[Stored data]

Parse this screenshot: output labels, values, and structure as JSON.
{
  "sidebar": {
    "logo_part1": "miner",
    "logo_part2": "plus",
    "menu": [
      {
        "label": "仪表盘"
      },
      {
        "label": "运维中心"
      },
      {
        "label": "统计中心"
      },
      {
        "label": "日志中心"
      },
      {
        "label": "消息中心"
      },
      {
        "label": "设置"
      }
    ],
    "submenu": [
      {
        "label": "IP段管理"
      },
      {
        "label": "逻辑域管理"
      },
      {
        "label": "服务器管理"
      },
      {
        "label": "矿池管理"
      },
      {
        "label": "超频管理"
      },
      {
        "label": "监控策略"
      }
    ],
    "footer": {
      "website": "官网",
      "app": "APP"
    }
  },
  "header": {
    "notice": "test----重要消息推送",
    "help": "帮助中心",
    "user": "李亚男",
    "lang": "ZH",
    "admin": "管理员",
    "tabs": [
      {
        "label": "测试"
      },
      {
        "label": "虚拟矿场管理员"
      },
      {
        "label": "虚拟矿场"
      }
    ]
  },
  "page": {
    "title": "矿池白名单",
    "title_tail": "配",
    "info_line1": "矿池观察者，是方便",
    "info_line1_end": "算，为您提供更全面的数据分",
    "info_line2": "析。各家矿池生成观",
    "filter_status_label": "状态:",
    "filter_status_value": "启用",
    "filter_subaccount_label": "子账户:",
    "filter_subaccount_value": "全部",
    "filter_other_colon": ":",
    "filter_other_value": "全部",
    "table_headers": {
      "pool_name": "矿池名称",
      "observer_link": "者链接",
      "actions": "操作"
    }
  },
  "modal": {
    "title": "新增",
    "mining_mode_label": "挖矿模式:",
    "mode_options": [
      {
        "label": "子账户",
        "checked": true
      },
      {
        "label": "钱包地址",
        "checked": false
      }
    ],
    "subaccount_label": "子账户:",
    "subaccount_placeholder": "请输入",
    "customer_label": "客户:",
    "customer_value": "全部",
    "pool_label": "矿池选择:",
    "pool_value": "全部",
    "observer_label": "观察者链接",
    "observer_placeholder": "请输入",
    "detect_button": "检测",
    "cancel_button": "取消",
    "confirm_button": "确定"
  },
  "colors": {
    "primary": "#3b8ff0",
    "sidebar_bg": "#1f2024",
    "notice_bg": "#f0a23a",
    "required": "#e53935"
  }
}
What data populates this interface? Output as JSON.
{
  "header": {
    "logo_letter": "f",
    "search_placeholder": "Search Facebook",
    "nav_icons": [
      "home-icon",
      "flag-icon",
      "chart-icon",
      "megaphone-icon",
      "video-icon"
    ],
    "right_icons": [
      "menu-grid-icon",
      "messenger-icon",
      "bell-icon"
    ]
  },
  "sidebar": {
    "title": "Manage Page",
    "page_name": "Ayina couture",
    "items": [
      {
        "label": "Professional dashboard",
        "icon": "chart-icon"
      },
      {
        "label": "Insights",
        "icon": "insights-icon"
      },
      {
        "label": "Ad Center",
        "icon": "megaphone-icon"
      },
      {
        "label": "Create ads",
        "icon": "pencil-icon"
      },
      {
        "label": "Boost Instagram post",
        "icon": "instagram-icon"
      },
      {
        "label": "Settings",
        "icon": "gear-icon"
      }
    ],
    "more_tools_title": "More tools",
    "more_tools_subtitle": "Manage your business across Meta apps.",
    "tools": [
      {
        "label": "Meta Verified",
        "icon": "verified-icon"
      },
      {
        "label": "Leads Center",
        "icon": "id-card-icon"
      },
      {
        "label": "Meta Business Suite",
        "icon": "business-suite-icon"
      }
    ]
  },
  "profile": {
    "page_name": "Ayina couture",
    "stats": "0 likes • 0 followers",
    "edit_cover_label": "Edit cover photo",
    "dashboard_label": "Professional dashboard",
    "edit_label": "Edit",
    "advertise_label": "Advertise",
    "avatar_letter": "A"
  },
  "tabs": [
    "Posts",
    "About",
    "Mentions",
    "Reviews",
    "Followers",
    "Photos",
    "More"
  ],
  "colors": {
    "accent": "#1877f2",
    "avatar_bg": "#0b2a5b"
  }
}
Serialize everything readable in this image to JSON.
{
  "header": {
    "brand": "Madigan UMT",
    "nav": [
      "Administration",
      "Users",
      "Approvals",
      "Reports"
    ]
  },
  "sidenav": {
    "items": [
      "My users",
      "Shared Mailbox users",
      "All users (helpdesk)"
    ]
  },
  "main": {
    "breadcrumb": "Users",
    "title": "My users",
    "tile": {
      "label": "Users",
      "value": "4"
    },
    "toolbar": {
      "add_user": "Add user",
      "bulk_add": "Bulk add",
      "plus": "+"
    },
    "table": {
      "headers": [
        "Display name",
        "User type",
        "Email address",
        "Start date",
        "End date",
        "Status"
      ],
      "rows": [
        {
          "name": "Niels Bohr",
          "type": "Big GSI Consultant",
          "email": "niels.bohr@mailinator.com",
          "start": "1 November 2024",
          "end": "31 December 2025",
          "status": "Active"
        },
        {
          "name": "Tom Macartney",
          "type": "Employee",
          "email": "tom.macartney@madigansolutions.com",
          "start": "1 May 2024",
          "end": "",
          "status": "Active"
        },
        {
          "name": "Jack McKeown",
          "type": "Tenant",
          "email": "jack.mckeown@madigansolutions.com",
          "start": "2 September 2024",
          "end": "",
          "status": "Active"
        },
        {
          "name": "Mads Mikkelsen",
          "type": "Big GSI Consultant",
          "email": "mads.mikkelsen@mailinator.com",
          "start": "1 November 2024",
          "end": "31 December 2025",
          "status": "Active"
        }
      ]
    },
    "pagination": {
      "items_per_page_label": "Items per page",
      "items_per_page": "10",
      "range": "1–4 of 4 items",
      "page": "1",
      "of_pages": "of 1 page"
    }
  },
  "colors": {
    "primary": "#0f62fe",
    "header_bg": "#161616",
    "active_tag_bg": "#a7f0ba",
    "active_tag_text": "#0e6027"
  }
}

## Objective
Check every line for "megaphone" and show the ones that have it.

## Result of this exercise
      "megaphone-icon",
        "icon": "megaphone-icon"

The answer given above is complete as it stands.